__EXERCISE PROMPT__: Quote the records that follow in full, leaving the pictures out.

__DATA FOR PROCESSING__:
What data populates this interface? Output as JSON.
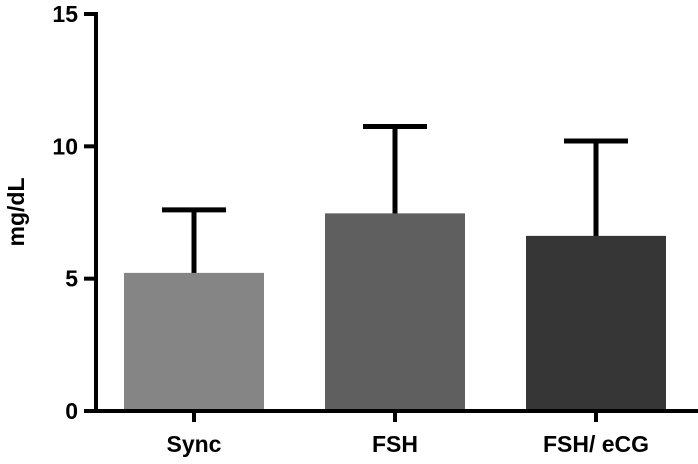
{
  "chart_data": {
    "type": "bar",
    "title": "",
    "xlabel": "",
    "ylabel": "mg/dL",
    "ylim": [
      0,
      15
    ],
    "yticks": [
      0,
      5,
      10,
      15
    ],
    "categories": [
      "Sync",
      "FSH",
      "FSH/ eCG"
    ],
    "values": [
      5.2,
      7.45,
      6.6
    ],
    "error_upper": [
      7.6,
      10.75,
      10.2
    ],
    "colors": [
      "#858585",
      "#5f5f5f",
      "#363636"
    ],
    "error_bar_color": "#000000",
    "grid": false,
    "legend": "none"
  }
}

__SOLUTION TO THE PROBLEM__:
What data populates this interface? Output as JSON.
{
  "chart_data": {
    "type": "bar",
    "title": "",
    "xlabel": "",
    "ylabel": "mg/dL",
    "ylim": [
      0,
      15
    ],
    "yticks": [
      0,
      5,
      10,
      15
    ],
    "categories": [
      "Sync",
      "FSH",
      "FSH/ eCG"
    ],
    "values": [
      5.2,
      7.45,
      6.6
    ],
    "error_upper": [
      7.6,
      10.75,
      10.2
    ],
    "colors": [
      "#858585",
      "#5f5f5f",
      "#363636"
    ],
    "error_bar_color": "#000000",
    "grid": false,
    "legend": "none"
  }
}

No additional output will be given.